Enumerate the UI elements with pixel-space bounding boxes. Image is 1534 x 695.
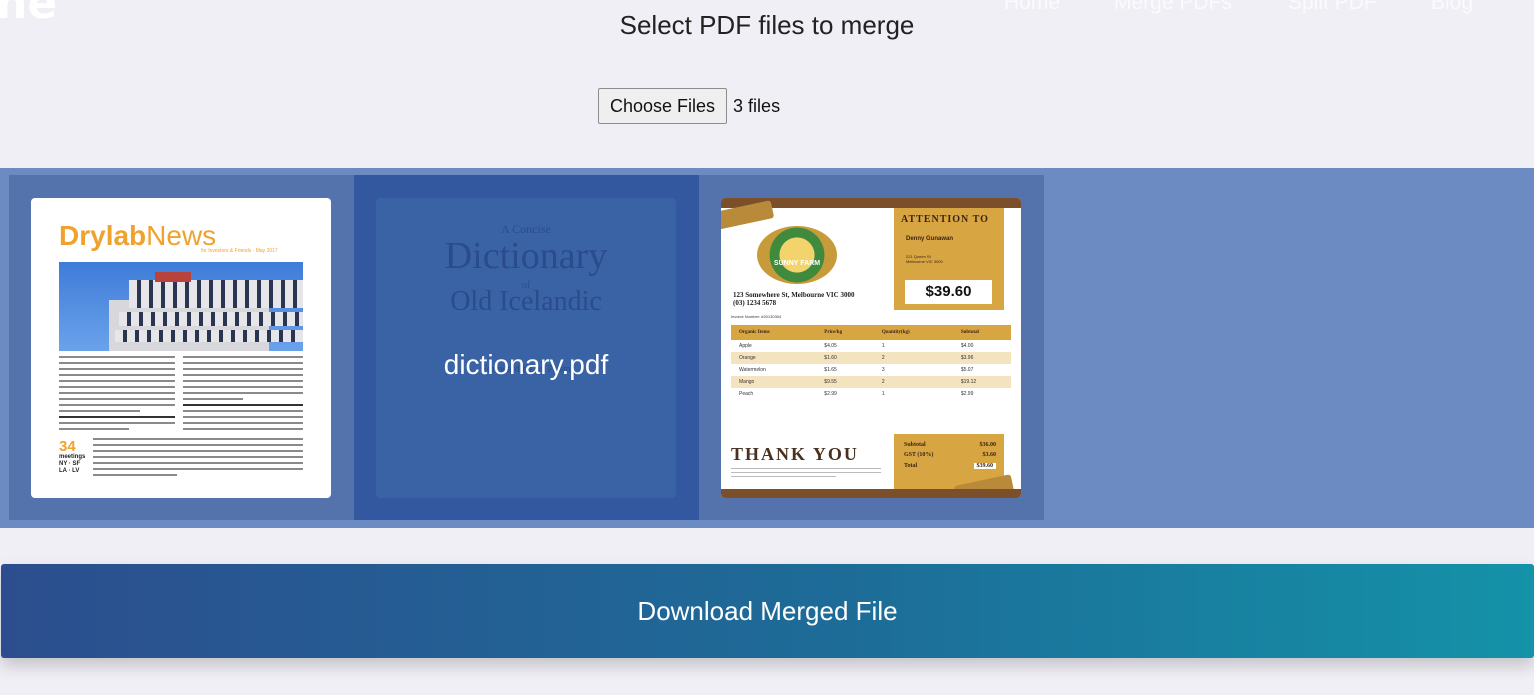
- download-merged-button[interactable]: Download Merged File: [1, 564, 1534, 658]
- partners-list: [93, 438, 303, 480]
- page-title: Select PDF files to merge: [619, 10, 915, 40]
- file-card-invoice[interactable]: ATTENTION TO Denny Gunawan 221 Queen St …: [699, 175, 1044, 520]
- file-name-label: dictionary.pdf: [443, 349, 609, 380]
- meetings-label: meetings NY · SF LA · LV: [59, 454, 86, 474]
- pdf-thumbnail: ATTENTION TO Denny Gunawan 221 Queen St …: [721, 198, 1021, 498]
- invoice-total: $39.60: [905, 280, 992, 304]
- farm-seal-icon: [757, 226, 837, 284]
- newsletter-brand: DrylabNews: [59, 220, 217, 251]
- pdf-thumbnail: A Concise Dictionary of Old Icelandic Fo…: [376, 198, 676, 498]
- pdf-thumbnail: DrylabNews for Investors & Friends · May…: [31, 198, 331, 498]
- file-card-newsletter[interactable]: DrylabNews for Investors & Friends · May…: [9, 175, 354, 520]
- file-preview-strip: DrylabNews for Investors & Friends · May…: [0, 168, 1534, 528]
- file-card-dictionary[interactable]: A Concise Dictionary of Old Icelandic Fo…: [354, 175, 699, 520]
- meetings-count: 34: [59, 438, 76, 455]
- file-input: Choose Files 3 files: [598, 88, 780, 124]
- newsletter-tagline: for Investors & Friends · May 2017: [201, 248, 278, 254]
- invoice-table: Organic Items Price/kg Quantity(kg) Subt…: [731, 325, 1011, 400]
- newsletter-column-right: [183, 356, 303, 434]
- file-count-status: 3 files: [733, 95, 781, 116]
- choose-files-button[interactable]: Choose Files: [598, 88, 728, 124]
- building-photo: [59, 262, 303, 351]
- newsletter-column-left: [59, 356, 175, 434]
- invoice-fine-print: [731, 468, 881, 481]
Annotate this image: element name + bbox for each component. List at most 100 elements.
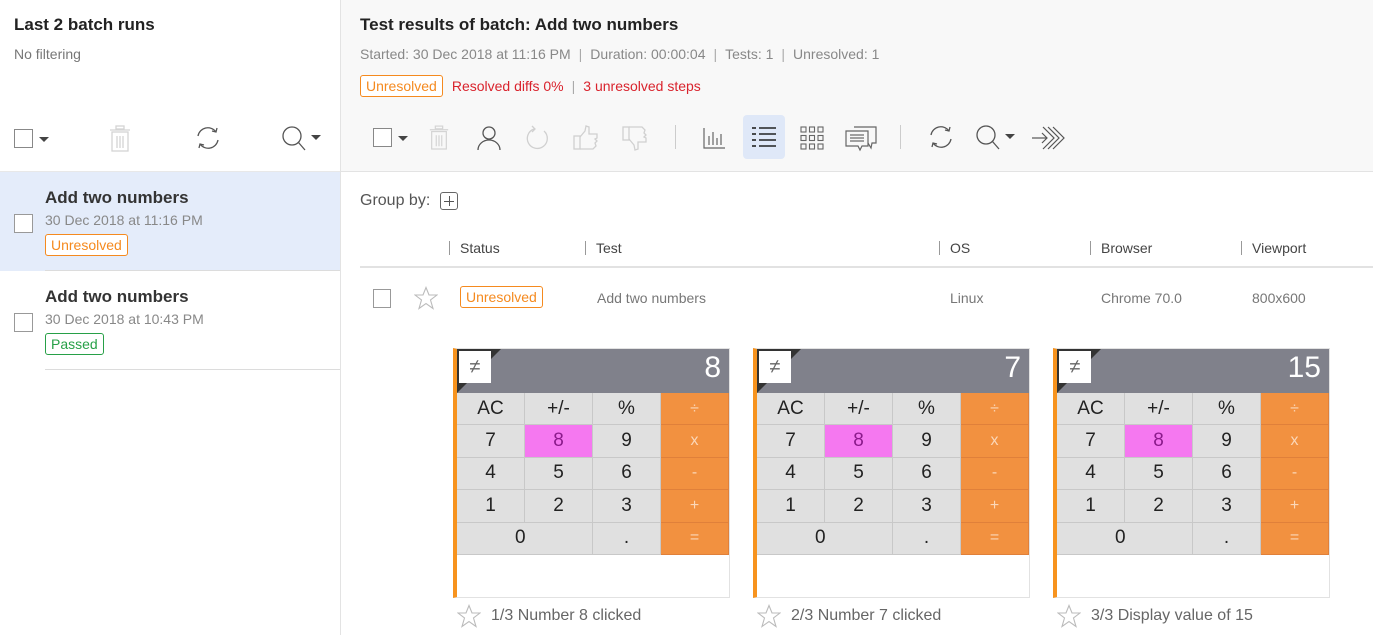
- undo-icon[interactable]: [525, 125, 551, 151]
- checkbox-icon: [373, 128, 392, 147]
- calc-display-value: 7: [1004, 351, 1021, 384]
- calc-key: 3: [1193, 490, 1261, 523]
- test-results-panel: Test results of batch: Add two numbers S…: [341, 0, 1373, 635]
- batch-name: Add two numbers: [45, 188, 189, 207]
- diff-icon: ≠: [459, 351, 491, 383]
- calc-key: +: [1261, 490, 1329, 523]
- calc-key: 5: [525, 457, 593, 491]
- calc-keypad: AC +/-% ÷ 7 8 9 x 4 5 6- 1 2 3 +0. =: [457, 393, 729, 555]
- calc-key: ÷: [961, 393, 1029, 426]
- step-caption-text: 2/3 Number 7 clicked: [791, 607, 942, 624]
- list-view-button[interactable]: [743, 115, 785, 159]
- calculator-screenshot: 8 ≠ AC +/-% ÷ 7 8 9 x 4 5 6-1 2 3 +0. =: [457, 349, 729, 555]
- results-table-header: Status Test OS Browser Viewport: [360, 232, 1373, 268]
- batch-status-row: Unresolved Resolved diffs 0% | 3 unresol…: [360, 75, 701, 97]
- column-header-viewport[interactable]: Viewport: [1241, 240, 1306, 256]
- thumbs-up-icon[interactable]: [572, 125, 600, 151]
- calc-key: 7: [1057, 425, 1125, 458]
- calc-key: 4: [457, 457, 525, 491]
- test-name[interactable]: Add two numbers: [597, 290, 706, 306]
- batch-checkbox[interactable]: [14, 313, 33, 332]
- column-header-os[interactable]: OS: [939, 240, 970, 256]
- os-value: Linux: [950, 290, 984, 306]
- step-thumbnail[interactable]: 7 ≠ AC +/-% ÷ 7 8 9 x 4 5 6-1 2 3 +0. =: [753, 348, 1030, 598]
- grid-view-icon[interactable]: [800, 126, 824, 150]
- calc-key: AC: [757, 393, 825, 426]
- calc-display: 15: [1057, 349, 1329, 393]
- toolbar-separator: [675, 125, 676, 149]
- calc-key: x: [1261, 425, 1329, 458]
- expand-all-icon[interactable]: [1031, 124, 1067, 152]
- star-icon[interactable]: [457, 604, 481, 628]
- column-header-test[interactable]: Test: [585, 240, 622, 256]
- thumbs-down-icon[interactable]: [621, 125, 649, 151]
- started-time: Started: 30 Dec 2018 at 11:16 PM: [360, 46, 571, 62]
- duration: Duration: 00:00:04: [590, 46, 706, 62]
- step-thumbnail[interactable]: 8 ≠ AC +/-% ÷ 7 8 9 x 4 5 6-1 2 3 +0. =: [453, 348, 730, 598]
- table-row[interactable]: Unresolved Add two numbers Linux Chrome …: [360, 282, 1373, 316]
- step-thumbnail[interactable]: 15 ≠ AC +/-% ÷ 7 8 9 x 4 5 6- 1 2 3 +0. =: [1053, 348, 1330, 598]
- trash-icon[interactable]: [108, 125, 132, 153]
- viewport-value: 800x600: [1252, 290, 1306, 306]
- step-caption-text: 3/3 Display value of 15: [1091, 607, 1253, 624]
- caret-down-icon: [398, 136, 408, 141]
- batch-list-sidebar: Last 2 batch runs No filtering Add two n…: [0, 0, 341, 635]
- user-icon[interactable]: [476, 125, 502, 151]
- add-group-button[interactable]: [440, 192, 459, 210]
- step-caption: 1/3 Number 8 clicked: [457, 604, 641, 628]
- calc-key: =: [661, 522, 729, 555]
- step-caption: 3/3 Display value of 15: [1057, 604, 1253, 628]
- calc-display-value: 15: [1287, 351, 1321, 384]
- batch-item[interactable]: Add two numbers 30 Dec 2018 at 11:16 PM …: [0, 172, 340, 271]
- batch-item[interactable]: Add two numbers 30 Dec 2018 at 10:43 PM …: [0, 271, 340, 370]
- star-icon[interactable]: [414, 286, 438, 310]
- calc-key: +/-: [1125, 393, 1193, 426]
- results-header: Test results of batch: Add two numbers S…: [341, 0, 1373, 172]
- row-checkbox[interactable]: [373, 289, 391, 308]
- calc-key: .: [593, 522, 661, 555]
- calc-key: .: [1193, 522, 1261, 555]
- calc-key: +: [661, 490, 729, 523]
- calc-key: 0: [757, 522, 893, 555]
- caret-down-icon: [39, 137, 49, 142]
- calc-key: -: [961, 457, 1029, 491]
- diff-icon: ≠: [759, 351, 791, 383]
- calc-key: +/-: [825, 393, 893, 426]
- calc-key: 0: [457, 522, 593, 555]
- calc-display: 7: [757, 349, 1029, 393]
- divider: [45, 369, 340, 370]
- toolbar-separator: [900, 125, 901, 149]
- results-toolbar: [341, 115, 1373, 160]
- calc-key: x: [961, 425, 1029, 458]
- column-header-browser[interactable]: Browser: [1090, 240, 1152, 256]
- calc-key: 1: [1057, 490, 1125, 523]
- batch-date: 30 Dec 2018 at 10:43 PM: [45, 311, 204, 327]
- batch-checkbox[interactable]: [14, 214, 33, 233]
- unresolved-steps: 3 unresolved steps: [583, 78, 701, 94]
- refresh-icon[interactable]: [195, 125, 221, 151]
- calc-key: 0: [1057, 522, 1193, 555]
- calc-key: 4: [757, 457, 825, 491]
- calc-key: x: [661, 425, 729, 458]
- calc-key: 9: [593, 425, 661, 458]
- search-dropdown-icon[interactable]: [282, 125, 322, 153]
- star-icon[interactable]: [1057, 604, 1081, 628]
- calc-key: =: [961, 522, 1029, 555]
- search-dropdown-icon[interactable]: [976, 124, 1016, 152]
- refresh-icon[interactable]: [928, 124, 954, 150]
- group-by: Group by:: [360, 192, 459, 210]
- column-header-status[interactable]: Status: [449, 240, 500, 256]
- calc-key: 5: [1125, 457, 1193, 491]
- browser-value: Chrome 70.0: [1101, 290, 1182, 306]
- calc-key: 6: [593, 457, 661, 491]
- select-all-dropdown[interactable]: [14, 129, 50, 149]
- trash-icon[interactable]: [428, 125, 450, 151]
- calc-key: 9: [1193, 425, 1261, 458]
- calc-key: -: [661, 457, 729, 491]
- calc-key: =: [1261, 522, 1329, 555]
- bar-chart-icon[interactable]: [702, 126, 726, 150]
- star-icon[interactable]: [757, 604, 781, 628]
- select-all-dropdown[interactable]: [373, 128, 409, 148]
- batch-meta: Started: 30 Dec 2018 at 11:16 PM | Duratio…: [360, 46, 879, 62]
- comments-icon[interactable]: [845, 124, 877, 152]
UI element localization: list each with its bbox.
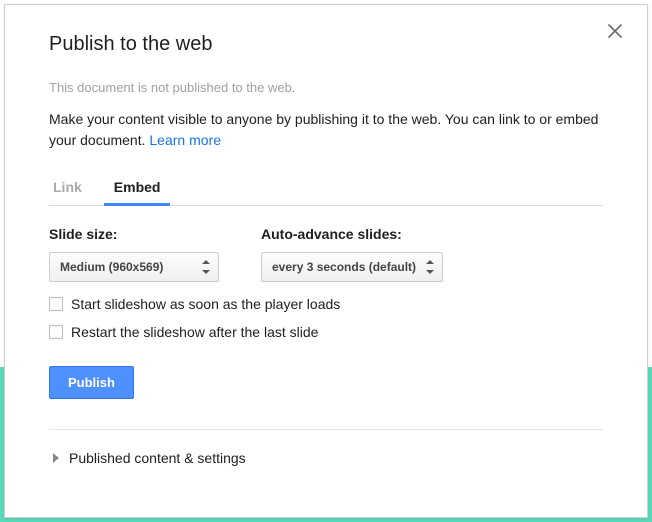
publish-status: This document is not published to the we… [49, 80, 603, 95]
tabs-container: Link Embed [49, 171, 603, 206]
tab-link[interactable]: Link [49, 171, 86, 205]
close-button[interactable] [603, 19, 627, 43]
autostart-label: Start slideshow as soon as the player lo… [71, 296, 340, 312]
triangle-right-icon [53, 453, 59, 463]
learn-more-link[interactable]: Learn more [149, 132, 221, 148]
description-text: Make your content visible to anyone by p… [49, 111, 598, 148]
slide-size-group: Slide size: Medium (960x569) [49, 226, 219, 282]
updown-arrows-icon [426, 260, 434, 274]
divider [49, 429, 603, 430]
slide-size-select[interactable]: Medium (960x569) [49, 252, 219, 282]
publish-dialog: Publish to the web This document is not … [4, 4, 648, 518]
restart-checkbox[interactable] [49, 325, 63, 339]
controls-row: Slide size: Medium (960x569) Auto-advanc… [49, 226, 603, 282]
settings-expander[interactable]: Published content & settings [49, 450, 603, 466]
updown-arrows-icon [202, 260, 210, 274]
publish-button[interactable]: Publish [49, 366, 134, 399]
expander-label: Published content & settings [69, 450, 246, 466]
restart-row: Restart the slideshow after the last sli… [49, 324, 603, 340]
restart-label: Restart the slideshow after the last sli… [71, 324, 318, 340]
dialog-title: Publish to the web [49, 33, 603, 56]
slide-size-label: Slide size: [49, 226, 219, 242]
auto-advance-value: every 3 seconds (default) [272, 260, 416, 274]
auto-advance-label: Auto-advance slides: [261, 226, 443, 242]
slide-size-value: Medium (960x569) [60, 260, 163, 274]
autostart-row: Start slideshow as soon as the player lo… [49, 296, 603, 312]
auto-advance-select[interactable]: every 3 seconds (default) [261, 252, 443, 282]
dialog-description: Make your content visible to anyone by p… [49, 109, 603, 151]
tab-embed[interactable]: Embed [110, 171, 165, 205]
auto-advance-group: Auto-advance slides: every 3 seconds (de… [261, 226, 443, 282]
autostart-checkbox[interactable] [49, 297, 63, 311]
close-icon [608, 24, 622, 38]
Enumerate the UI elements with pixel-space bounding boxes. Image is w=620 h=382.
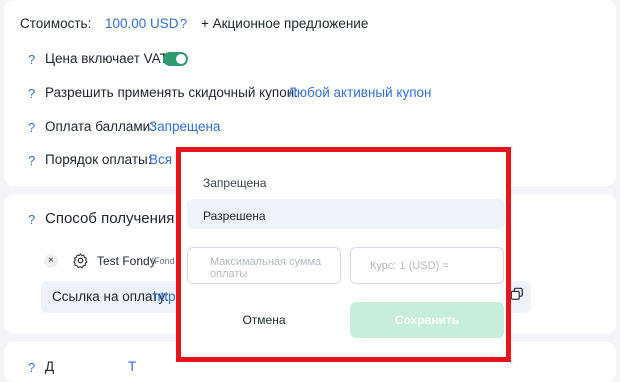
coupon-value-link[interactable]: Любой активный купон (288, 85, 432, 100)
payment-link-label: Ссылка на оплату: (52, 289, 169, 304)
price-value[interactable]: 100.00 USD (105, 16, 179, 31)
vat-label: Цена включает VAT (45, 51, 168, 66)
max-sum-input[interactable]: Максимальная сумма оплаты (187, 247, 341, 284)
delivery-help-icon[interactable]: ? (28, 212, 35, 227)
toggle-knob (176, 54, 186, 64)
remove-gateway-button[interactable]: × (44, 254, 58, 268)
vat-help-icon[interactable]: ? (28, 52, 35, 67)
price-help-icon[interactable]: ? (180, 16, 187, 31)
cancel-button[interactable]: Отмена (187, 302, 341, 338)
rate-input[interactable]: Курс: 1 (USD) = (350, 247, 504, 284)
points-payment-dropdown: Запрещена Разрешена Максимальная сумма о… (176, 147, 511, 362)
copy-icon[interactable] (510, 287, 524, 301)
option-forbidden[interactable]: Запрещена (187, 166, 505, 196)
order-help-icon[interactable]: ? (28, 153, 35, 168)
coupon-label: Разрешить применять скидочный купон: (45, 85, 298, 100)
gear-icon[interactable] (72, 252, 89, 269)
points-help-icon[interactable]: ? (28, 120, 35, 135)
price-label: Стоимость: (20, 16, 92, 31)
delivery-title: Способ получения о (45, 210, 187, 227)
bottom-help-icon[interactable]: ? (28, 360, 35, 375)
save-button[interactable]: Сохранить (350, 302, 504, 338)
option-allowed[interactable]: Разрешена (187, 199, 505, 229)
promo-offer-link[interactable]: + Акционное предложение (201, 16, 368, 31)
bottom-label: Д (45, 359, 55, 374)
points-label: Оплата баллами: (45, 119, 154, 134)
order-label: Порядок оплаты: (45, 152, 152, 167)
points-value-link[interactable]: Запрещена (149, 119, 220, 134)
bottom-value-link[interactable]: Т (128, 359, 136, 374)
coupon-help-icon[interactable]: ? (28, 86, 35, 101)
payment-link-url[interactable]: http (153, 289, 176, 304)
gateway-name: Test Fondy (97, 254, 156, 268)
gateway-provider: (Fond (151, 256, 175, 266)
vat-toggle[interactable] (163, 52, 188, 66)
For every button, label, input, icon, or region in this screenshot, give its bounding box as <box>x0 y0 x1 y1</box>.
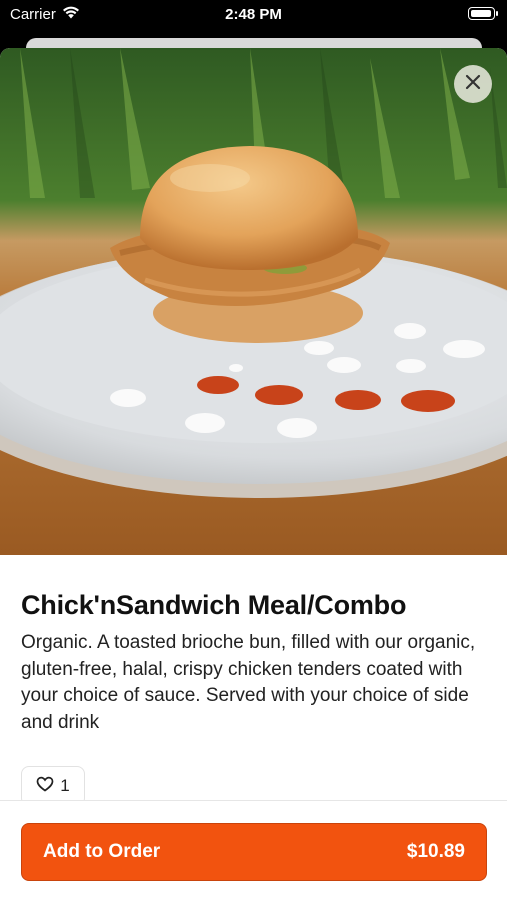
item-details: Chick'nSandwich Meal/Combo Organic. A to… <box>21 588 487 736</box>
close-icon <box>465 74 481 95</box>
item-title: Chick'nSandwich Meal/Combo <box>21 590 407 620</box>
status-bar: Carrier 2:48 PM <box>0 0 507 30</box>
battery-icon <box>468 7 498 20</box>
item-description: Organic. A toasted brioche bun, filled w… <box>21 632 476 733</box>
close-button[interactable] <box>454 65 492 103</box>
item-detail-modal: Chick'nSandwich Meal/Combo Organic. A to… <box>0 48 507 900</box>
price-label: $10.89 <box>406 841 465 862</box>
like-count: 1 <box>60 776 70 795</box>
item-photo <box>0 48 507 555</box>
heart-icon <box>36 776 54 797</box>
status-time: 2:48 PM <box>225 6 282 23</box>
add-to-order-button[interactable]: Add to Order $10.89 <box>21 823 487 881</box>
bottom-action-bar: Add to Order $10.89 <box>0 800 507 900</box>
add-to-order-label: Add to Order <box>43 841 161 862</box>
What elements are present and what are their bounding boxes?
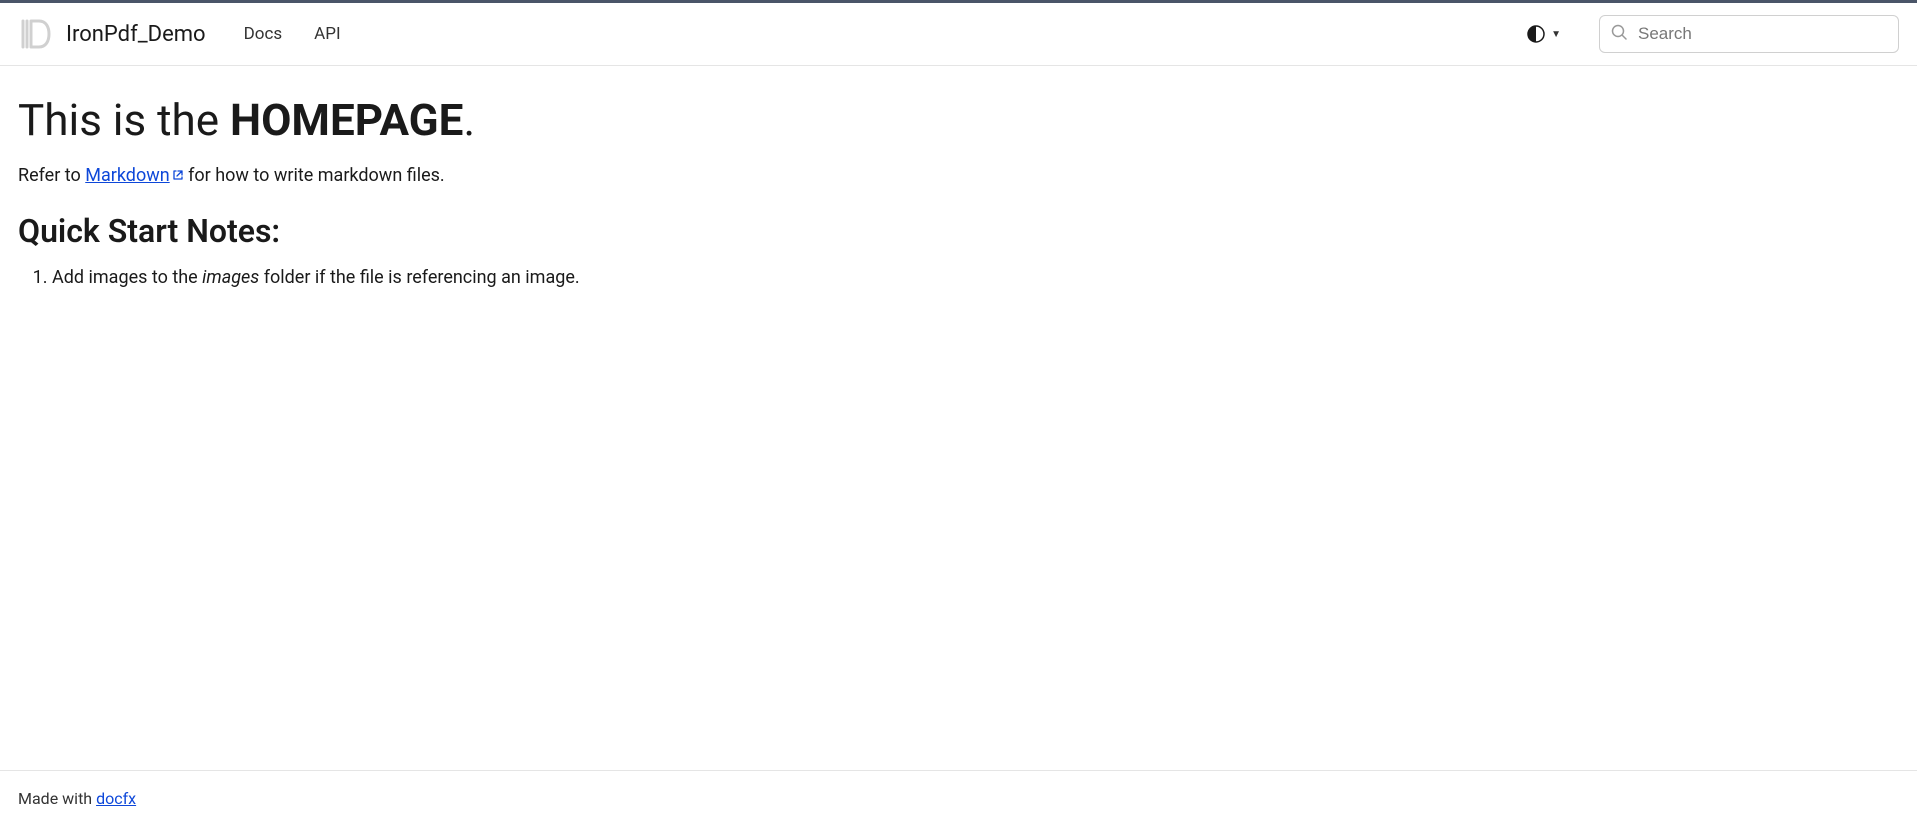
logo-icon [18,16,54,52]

== WHAT NEEDS TO BE DONE ==
Can you render the lines as a numbered list, starting at the first line and ending at the line that contains "Annotate this image: element", with both of those lines included? Leave out blank lines and the pictures.

== EXPECTED ANSWER ==
1. Enumerate the UI elements with pixel-space bounding boxes. Image is 1534 x 695.
2. - download-merged-button[interactable]: Download Merged File: [1, 564, 1534, 658]
3. - partners-list: [93, 438, 303, 480]
4. - page-title: Select PDF files to merge: [619, 10, 915, 40]
5. - file-card-invoice[interactable]: ATTENTION TO Denny Gunawan 221 Queen St …: [699, 175, 1044, 520]
6. - file-name-label: dictionary.pdf: [443, 349, 609, 380]
7. - meetings-label: meetings NY · SF LA · LV: [59, 454, 86, 474]
8. - pdf-thumbnail: ATTENTION TO Denny Gunawan 221 Queen St …: [721, 198, 1021, 498]
9. - invoice-total: $39.60: [905, 280, 992, 304]
10. - farm-seal-icon: [757, 226, 837, 284]
11. - newsletter-brand: DrylabNews: [59, 220, 217, 251]
12. - pdf-thumbnail: A Concise Dictionary of Old Icelandic Fo…: [376, 198, 676, 498]
13. - pdf-thumbnail: DrylabNews for Investors & Friends · May…: [31, 198, 331, 498]
14. - file-card-newsletter[interactable]: DrylabNews for Investors & Friends · May…: [9, 175, 354, 520]
15. - file-preview-strip: DrylabNews for Investors & Friends · May…: [0, 168, 1534, 528]
16. - file-card-dictionary[interactable]: A Concise Dictionary of Old Icelandic Fo…: [354, 175, 699, 520]
17. - meetings-count: 34: [59, 438, 76, 455]
18. - file-input: Choose Files 3 files: [598, 88, 780, 124]
19. - newsletter-tagline: for Investors & Friends · May 2017: [201, 248, 278, 254]
20. - invoice-table: Organic Items Price/kg Quantity(kg) Subt…: [731, 325, 1011, 400]
21. - newsletter-column-right: [183, 356, 303, 434]
22. - file-count-status: 3 files: [733, 95, 781, 116]
23. - choose-files-button[interactable]: Choose Files: [598, 88, 728, 124]
24. - building-photo: [59, 262, 303, 351]
25. - newsletter-column-left: [59, 356, 175, 434]
26. - invoice-fine-print: [731, 468, 881, 481]
27. Annotate this image: element name + bbox for each component. List at most 100 elements.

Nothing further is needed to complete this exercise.